▸ **WHAT THE EXERCISE ASKS**: In the records below, find each line with the word "وبدت" and copy it.

▸ **MATERIAL FOR THIS EXERCISE**:
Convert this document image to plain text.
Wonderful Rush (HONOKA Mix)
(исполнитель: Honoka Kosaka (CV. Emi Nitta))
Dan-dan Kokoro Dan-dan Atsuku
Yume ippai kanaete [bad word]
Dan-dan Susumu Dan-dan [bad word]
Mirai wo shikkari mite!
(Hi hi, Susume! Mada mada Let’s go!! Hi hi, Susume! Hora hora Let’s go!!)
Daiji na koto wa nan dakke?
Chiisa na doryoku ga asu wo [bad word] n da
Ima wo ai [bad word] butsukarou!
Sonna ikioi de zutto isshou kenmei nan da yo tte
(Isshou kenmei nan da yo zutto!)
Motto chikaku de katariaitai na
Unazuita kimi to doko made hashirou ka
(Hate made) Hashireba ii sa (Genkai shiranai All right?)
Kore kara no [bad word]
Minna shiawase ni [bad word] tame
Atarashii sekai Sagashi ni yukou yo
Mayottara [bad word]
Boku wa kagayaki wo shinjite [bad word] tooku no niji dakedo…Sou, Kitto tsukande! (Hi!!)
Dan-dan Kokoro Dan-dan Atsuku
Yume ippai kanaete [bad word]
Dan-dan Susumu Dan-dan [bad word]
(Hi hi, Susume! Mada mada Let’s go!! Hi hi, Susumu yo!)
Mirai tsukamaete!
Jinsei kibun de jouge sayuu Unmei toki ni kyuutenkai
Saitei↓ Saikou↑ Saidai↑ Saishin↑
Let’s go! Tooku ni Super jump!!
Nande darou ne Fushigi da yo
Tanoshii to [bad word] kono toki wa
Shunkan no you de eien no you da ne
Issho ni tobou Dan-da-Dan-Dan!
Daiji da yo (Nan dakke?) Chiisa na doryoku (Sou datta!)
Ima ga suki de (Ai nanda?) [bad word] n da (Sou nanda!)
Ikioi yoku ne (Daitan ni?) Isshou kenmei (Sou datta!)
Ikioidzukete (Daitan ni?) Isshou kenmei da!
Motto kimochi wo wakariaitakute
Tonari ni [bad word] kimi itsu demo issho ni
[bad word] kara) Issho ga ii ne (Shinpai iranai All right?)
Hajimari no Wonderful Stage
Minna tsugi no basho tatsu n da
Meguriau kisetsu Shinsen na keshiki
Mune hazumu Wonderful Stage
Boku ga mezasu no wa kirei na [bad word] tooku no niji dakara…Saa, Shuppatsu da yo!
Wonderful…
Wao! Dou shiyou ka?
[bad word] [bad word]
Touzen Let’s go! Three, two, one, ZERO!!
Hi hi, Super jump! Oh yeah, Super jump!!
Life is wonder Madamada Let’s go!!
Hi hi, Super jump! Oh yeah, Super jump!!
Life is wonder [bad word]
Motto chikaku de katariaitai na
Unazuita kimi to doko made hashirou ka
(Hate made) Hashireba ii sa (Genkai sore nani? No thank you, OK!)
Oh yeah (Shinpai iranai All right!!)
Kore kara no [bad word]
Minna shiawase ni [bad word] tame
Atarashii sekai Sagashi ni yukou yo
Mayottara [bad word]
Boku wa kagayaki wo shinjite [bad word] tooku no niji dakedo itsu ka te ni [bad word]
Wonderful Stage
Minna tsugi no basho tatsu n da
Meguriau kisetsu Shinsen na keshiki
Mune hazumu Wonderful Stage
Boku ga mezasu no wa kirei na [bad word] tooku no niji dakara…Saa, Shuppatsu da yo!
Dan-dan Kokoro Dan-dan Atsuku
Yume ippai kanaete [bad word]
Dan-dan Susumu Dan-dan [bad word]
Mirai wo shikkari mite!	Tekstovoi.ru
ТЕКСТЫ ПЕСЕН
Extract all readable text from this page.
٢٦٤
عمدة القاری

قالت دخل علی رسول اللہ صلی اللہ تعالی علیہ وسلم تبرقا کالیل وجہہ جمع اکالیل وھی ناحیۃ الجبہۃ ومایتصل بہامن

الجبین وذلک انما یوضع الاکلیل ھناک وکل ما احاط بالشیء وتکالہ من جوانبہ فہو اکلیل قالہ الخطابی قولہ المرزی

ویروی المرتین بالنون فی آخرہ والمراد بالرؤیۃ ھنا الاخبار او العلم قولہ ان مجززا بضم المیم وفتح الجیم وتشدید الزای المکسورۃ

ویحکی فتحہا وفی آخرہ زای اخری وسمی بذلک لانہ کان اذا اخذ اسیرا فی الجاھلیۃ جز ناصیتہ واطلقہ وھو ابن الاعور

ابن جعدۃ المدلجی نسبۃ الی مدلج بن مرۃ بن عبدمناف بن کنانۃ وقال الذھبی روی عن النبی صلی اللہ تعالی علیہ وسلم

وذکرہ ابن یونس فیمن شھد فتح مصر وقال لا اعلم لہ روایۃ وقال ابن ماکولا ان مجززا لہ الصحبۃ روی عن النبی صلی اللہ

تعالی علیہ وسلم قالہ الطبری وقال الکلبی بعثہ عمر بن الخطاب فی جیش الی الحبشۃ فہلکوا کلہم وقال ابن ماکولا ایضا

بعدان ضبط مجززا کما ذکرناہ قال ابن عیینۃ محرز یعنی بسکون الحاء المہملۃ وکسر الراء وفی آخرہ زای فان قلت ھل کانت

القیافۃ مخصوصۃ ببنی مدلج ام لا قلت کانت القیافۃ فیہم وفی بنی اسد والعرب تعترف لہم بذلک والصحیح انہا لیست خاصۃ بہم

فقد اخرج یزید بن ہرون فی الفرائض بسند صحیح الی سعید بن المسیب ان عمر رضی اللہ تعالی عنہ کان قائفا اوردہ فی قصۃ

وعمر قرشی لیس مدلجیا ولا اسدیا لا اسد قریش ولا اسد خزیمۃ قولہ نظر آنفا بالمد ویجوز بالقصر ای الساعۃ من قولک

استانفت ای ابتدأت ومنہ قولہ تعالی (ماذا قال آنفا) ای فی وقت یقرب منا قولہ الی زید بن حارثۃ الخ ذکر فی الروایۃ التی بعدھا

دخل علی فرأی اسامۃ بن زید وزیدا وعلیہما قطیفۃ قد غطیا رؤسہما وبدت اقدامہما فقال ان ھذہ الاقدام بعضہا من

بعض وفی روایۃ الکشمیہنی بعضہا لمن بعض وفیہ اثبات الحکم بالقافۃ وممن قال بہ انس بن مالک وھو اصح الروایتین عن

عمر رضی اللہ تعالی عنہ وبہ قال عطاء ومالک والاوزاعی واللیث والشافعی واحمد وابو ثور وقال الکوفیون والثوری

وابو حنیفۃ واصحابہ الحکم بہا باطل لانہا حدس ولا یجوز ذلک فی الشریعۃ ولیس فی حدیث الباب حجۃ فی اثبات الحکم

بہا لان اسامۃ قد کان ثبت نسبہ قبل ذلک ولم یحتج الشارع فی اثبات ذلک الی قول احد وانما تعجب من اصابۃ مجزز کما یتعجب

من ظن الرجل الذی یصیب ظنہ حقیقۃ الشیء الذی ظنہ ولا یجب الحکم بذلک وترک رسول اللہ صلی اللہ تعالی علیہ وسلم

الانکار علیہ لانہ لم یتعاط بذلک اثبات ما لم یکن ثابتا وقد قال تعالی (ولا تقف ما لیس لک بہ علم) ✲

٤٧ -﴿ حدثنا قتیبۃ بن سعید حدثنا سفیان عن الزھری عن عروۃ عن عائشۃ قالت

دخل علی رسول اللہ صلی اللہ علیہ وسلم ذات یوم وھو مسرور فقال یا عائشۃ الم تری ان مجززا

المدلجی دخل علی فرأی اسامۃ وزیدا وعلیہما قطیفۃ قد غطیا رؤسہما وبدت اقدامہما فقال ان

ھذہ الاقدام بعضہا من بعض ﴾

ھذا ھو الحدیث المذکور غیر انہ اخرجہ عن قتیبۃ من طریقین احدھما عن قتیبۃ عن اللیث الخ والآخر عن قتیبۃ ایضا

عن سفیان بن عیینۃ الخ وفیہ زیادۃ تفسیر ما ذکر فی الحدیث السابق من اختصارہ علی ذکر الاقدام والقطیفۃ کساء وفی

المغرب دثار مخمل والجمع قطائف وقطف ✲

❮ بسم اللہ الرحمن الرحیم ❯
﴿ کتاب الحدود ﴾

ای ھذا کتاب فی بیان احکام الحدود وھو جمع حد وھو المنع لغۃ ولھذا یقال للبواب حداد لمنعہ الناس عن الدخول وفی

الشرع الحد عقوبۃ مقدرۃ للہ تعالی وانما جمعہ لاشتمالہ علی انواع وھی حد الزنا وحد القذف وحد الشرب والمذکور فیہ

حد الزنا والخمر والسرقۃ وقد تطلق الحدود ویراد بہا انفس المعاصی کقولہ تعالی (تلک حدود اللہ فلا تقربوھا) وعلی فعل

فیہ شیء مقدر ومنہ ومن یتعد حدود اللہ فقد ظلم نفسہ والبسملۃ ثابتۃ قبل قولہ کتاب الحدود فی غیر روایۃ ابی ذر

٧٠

▸ **REPLY TO THE TASK**:
دخل علی فرأی اسامۃ بن زید وزیدا وعلیہما قطیفۃ قد غطیا رؤسہما وبدت اقدامہما فقال ان ھذہ الاقدام بعضہا من
المدلجی دخل علی فرأی اسامۃ وزیدا وعلیہما قطیفۃ قد غطیا رؤسہما وبدت اقدامہما فقال ان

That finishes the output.